→ **Entries shown**
--------------------
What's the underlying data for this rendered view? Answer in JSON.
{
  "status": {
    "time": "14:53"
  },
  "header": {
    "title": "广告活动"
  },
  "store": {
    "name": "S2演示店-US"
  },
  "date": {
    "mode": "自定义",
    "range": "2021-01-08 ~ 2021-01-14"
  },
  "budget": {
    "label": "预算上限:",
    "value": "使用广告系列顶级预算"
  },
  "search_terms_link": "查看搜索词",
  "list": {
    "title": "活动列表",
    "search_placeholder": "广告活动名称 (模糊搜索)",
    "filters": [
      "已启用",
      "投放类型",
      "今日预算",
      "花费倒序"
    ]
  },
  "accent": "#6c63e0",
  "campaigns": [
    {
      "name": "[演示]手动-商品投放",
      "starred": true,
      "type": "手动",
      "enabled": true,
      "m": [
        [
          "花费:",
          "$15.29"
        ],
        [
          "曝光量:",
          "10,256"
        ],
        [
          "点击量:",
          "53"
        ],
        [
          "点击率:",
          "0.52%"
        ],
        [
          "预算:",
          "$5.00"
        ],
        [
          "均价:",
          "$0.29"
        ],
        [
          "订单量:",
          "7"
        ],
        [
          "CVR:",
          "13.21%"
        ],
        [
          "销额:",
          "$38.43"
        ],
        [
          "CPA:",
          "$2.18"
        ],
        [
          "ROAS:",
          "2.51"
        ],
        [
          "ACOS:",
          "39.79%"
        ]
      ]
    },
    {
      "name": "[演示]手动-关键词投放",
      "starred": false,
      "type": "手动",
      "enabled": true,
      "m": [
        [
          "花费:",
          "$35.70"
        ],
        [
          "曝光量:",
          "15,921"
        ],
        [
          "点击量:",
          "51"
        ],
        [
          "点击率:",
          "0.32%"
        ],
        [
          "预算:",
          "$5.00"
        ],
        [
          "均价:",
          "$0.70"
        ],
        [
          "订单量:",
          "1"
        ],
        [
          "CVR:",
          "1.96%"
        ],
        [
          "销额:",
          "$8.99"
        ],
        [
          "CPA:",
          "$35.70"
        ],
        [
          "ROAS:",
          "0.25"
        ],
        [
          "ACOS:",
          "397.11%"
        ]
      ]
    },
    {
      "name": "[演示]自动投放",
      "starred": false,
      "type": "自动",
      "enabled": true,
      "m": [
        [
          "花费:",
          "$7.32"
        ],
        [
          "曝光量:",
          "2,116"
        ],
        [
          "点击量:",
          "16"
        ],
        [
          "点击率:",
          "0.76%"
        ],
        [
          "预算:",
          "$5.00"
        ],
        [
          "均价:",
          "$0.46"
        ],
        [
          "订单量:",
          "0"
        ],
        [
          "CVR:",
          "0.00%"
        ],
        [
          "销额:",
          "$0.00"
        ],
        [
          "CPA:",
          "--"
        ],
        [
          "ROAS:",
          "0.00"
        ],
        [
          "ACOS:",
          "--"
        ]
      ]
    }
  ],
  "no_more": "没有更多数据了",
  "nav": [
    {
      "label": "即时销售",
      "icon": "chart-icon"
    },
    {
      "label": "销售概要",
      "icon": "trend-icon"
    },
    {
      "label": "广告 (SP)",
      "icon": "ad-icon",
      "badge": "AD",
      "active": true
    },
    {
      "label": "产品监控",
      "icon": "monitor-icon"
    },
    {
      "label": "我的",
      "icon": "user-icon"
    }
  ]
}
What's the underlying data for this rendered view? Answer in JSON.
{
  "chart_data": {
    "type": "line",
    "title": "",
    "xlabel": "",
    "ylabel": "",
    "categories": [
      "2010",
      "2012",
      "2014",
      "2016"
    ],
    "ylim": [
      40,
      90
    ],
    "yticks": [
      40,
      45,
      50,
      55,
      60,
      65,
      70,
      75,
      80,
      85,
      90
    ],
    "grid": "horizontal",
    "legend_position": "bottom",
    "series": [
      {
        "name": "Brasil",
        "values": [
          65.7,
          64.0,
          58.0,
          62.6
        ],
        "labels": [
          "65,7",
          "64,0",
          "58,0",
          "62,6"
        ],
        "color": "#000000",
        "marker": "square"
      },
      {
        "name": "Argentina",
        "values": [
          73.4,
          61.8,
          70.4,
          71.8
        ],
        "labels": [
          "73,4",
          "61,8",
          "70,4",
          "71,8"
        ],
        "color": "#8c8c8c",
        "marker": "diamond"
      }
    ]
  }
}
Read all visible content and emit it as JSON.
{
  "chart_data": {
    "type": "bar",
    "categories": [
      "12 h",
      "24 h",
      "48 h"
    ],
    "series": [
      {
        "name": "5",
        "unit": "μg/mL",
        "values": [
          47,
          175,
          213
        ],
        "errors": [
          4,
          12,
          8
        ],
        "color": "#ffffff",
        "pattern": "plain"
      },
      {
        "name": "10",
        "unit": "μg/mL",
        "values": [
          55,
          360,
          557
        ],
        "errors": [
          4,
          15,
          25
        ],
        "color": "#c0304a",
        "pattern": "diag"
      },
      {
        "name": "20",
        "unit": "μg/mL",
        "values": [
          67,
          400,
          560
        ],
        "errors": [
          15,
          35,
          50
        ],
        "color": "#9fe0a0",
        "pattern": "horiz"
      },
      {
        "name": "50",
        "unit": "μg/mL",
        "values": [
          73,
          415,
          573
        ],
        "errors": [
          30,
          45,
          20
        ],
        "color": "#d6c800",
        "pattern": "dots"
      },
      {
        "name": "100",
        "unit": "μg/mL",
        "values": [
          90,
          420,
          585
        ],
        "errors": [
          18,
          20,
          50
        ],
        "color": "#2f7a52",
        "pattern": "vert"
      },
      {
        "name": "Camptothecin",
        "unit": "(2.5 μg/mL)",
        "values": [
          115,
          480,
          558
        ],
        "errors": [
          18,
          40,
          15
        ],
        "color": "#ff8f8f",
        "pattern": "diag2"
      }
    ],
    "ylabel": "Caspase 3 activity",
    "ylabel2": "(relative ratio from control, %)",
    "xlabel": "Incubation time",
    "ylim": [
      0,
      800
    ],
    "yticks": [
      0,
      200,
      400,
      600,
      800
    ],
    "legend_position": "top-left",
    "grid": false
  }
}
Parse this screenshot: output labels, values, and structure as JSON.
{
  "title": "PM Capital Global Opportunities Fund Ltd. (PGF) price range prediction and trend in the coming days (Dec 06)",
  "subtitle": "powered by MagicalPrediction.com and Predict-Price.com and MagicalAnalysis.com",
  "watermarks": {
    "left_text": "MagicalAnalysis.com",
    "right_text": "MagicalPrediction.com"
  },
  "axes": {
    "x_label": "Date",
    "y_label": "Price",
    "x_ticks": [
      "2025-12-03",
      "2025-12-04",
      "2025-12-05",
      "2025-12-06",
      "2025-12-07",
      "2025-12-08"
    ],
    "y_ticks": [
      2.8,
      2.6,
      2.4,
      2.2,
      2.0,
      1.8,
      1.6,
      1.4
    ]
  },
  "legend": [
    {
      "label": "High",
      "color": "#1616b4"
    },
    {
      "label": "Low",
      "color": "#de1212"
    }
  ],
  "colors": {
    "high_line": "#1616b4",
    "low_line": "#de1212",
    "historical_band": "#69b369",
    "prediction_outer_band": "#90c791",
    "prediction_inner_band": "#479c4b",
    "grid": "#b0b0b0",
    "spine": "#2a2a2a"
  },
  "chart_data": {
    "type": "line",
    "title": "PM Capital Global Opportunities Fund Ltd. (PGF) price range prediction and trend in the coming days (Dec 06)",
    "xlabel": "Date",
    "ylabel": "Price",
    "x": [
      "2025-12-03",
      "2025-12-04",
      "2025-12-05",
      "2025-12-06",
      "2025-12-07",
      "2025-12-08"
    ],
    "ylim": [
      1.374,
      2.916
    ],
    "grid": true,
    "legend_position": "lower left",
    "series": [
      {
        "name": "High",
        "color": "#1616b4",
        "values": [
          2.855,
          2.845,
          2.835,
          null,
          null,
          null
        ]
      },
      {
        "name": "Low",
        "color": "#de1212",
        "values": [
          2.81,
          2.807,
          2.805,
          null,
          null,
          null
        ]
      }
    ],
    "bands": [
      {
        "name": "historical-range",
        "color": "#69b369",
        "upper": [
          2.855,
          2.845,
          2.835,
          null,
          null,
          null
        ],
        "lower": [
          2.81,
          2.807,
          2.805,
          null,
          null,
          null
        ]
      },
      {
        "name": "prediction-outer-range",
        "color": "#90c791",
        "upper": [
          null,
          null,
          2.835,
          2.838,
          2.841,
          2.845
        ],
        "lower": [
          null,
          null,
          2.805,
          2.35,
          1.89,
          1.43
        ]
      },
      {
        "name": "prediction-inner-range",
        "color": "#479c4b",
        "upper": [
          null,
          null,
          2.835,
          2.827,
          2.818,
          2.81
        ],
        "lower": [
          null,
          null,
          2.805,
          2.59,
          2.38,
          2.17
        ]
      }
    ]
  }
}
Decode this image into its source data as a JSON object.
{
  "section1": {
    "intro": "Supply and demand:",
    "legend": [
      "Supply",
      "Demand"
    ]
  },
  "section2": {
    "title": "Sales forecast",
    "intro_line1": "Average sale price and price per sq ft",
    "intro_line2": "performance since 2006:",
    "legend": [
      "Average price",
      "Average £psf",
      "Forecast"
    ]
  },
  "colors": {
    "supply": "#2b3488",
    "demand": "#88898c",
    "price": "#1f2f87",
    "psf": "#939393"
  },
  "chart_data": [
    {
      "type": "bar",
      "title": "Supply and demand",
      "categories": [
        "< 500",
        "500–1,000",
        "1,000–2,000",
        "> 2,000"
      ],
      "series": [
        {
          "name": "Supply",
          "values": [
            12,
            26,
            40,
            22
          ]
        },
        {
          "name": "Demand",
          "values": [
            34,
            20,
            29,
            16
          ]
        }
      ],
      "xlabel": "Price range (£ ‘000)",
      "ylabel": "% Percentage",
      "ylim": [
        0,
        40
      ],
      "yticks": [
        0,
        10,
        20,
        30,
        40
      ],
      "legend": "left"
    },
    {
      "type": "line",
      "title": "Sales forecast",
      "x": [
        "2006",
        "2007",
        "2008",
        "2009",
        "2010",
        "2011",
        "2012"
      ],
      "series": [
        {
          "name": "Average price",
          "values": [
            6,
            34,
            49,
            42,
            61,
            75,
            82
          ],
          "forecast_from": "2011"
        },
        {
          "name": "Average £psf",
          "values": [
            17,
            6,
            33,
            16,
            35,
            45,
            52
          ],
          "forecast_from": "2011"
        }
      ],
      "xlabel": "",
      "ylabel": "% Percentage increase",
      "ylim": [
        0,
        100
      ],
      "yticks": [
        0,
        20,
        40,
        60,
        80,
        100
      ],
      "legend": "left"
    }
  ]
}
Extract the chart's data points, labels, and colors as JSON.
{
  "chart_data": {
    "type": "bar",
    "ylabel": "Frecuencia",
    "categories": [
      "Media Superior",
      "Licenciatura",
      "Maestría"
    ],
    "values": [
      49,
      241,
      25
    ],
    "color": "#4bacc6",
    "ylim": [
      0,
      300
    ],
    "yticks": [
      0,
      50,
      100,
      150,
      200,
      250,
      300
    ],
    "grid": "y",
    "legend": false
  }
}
--------------------
→ **What the task asks**
Write out the lines above from the one containing "Extract the chart's" through the last, exactly as they are.

→ **The reply**
Extract the chart's data points, labels, and colors as JSON.
{
  "chart_data": {
    "type": "bar",
    "ylabel": "Frecuencia",
    "categories": [
      "Media Superior",
      "Licenciatura",
      "Maestría"
    ],
    "values": [
      49,
      241,
      25
    ],
    "color": "#4bacc6",
    "ylim": [
      0,
      300
    ],
    "yticks": [
      0,
      50,
      100,
      150,
      200,
      250,
      300
    ],
    "grid": "y",
    "legend": false
  }
}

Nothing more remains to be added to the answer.